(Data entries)
-- start --
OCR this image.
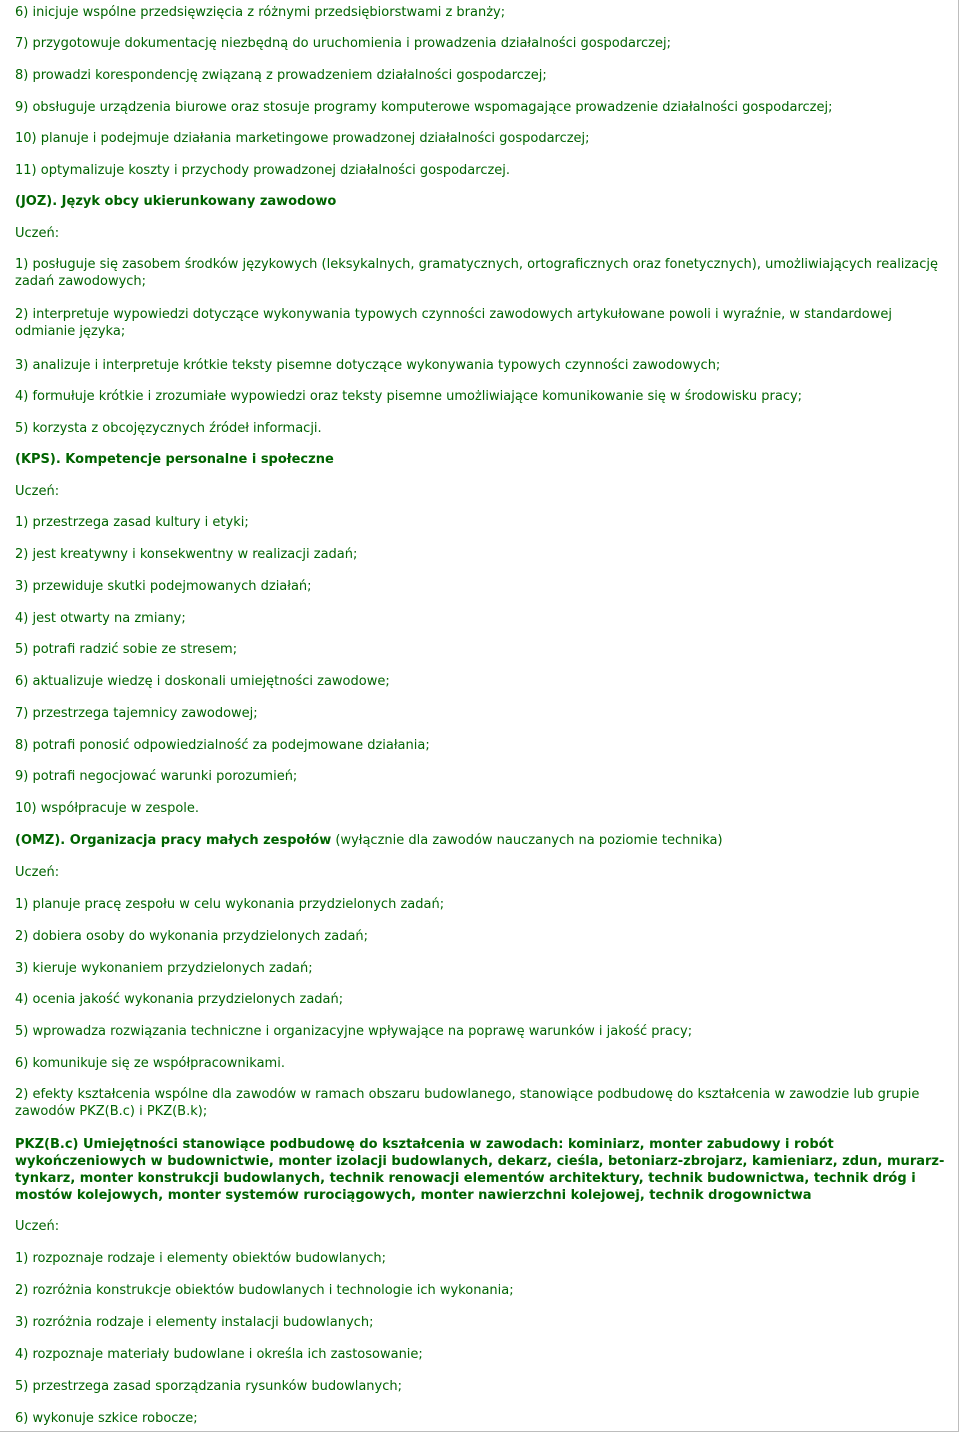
6) inicjuje wspólne przedsięwzięcia z różnymi przedsiębiorstwami z branży;
7) przygotowuje dokumentację niezbędną do uruchomienia i prowadzenia działalności gospodarczej;
8) prowadzi korespondencję związaną z prowadzeniem działalności gospodarczej;
9) obsługuje urządzenia biurowe oraz stosuje programy komputerowe wspomagające prowadzenie działalności gospodarczej;
10) planuje i podejmuje działania marketingowe prowadzonej działalności gospodarczej;
11) optymalizuje koszty i przychody prowadzonej działalności gospodarczej.
(JOZ). Język obcy ukierunkowany zawodowo
Uczeń:
1) posługuje się zasobem środków językowych (leksykalnych, gramatycznych, ortograficznych oraz fonetycznych), umożliwiających realizację zadań zawodowych;
2) interpretuje wypowiedzi dotyczące wykonywania typowych czynności zawodowych artykułowane powoli i wyraźnie, w standardowej odmianie języka;
3) analizuje i interpretuje krótkie teksty pisemne dotyczące wykonywania typowych czynności zawodowych;
4) formułuje krótkie i zrozumiałe wypowiedzi oraz teksty pisemne umożliwiające komunikowanie się w środowisku pracy;
5) korzysta z obcojęzycznych źródeł informacji.
(KPS). Kompetencje personalne i społeczne
Uczeń:
1) przestrzega zasad kultury i etyki;
2) jest kreatywny i konsekwentny w realizacji zadań;
3) przewiduje skutki podejmowanych działań;
4) jest otwarty na zmiany;
5) potrafi radzić sobie ze stresem;
6) aktualizuje wiedzę i doskonali umiejętności zawodowe;
7) przestrzega tajemnicy zawodowej;
8) potrafi ponosić odpowiedzialność za podejmowane działania;
9) potrafi negocjować warunki porozumień;
10) współpracuje w zespole.
(OMZ). Organizacja pracy małych zespołów (wyłącznie dla zawodów nauczanych na poziomie technika)
Uczeń:
1) planuje pracę zespołu w celu wykonania przydzielonych zadań;
2) dobiera osoby do wykonania przydzielonych zadań;
3) kieruje wykonaniem przydzielonych zadań;
4) ocenia jakość wykonania przydzielonych zadań;
5) wprowadza rozwiązania techniczne i organizacyjne wpływające na poprawę warunków i jakość pracy;
6) komunikuje się ze współpracownikami.
2) efekty kształcenia wspólne dla zawodów w ramach obszaru budowlanego, stanowiące podbudowę do kształcenia w zawodzie lub grupie zawodów PKZ(B.c) i PKZ(B.k);
PKZ(B.c) Umiejętności stanowiące podbudowę do kształcenia w zawodach: kominiarz, monter zabudowy i robót wykończeniowych w budownictwie, monter izolacji budowlanych, dekarz, cieśla, betoniarz-zbrojarz, kamieniarz, zdun, murarz-tynkarz, monter konstrukcji budowlanych, technik renowacji elementów architektury, technik budownictwa, technik dróg i mostów kolejowych, monter systemów rurociągowych, monter nawierzchni kolejowej, technik drogownictwa
Uczeń:
1) rozpoznaje rodzaje i elementy obiektów budowlanych;
2) rozróżnia konstrukcje obiektów budowlanych i technologie ich wykonania;
3) rozróżnia rodzaje i elementy instalacji budowlanych;
4) rozpoznaje materiały budowlane i określa ich zastosowanie;
5) przestrzega zasad sporządzania rysunków budowlanych;
6) wykonuje szkice robocze;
-- end --
Output all of the data exactly as it stands, minus any images.

OCR this image.
6) inicjuje wspólne przedsięwzięcia z różnymi przedsiębiorstwami z branży;
7) przygotowuje dokumentację niezbędną do uruchomienia i prowadzenia działalności gospodarczej;
8) prowadzi korespondencję związaną z prowadzeniem działalności gospodarczej;
9) obsługuje urządzenia biurowe oraz stosuje programy komputerowe wspomagające prowadzenie działalności gospodarczej;
10) planuje i podejmuje działania marketingowe prowadzonej działalności gospodarczej;
11) optymalizuje koszty i przychody prowadzonej działalności gospodarczej.
(JOZ). Język obcy ukierunkowany zawodowo
Uczeń:
1) posługuje się zasobem środków językowych (leksykalnych, gramatycznych, ortograficznych oraz fonetycznych), umożliwiających realizację zadań zawodowych;
2) interpretuje wypowiedzi dotyczące wykonywania typowych czynności zawodowych artykułowane powoli i wyraźnie, w standardowej odmianie języka;
3) analizuje i interpretuje krótkie teksty pisemne dotyczące wykonywania typowych czynności zawodowych;
4) formułuje krótkie i zrozumiałe wypowiedzi oraz teksty pisemne umożliwiające komunikowanie się w środowisku pracy;
5) korzysta z obcojęzycznych źródeł informacji.
(KPS). Kompetencje personalne i społeczne
Uczeń:
1) przestrzega zasad kultury i etyki;
2) jest kreatywny i konsekwentny w realizacji zadań;
3) przewiduje skutki podejmowanych działań;
4) jest otwarty na zmiany;
5) potrafi radzić sobie ze stresem;
6) aktualizuje wiedzę i doskonali umiejętności zawodowe;
7) przestrzega tajemnicy zawodowej;
8) potrafi ponosić odpowiedzialność za podejmowane działania;
9) potrafi negocjować warunki porozumień;
10) współpracuje w zespole.
(OMZ). Organizacja pracy małych zespołów (wyłącznie dla zawodów nauczanych na poziomie technika)
Uczeń:
1) planuje pracę zespołu w celu wykonania przydzielonych zadań;
2) dobiera osoby do wykonania przydzielonych zadań;
3) kieruje wykonaniem przydzielonych zadań;
4) ocenia jakość wykonania przydzielonych zadań;
5) wprowadza rozwiązania techniczne i organizacyjne wpływające na poprawę warunków i jakość pracy;
6) komunikuje się ze współpracownikami.
2) efekty kształcenia wspólne dla zawodów w ramach obszaru budowlanego, stanowiące podbudowę do kształcenia w zawodzie lub grupie zawodów PKZ(B.c) i PKZ(B.k);
PKZ(B.c) Umiejętności stanowiące podbudowę do kształcenia w zawodach: kominiarz, monter zabudowy i robót wykończeniowych w budownictwie, monter izolacji budowlanych, dekarz, cieśla, betoniarz-zbrojarz, kamieniarz, zdun, murarz-tynkarz, monter konstrukcji budowlanych, technik renowacji elementów architektury, technik budownictwa, technik dróg i mostów kolejowych, monter systemów rurociągowych, monter nawierzchni kolejowej, technik drogownictwa
Uczeń:
1) rozpoznaje rodzaje i elementy obiektów budowlanych;
2) rozróżnia konstrukcje obiektów budowlanych i technologie ich wykonania;
3) rozróżnia rodzaje i elementy instalacji budowlanych;
4) rozpoznaje materiały budowlane i określa ich zastosowanie;
5) przestrzega zasad sporządzania rysunków budowlanych;
6) wykonuje szkice robocze;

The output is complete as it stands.